◆ **Task to complete**
Retype all the entries word for word, but omit the pictures.

═══ The data

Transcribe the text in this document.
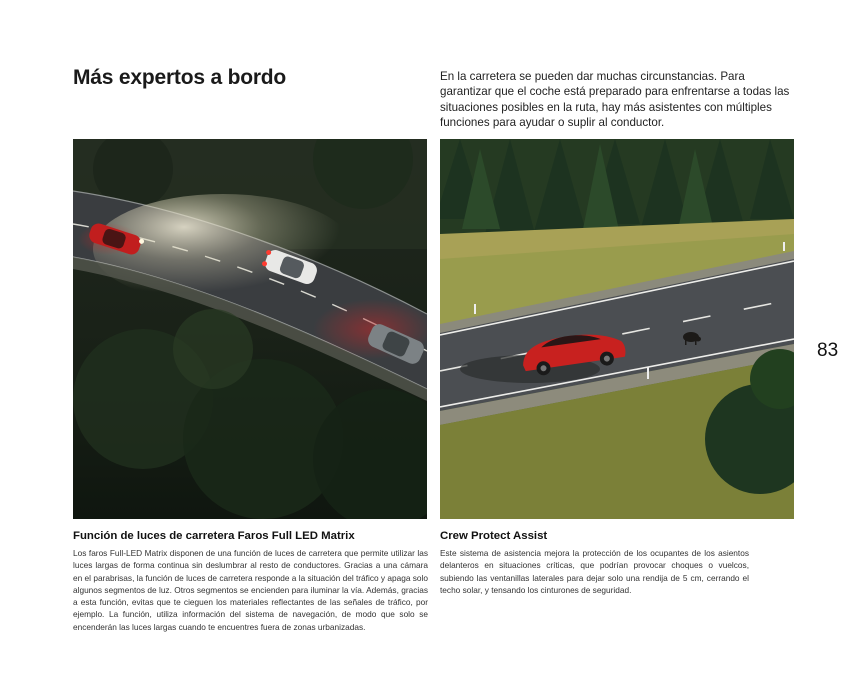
Más expertos a bordo	En la carretera se pueden dar muchas circunstancias. Para garantizar que el coche está preparado para enfrentarse a todas las situaciones posibles en la ruta, hay más asistentes con múltiples funciones para ayudar o suplir al conductor.
83
Función de luces de carretera Faros Full LED Matrix
Los faros Full-LED Matrix disponen de una función de luces de carretera que permite utilizar las luces largas de forma continua sin deslumbrar al resto de conductores. Gracias a una cámara en el parabrisas, la función de luces de carretera responde a la situación del tráfico y apaga solo algunos segmentos de luz. Otros segmentos se encienden para iluminar la vía. Además, gracias a esta función, evitas que te cieguen los materiales reflectantes de las señales de tráfico, por ejemplo. La función, utiliza información del sistema de navegación, de modo que solo se encenderán las luces largas cuando te encuentres fuera de zonas urbanizadas.
Crew Protect Assist
Este sistema de asistencia mejora la protección de los ocupantes de los asientos delanteros en situaciones críticas, que podrían provocar choques o vuelcos, subiendo las ventanillas laterales para dejar solo una rendija de 5 cm, cerrando el techo solar, y tensando los cinturones de seguridad.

══════

◆ **Output**
Transcribe the text in this document.
Más expertos a bordo	En la carretera se pueden dar muchas circunstancias. Para garantizar que el coche está preparado para enfrentarse a todas las situaciones posibles en la ruta, hay más asistentes con múltiples funciones para ayudar o suplir al conductor.
83
Función de luces de carretera Faros Full LED Matrix
Los faros Full-LED Matrix disponen de una función de luces de carretera que permite utilizar las luces largas de forma continua sin deslumbrar al resto de conductores. Gracias a una cámara en el parabrisas, la función de luces de carretera responde a la situación del tráfico y apaga solo algunos segmentos de luz. Otros segmentos se encienden para iluminar la vía. Además, gracias a esta función, evitas que te cieguen los materiales reflectantes de las señales de tráfico, por ejemplo. La función, utiliza información del sistema de navegación, de modo que solo se encenderán las luces largas cuando te encuentres fuera de zonas urbanizadas.
Crew Protect Assist
Este sistema de asistencia mejora la protección de los ocupantes de los asientos delanteros en situaciones críticas, que podrían provocar choques o vuelcos, subiendo las ventanillas laterales para dejar solo una rendija de 5 cm, cerrando el techo solar, y tensando los cinturones de seguridad.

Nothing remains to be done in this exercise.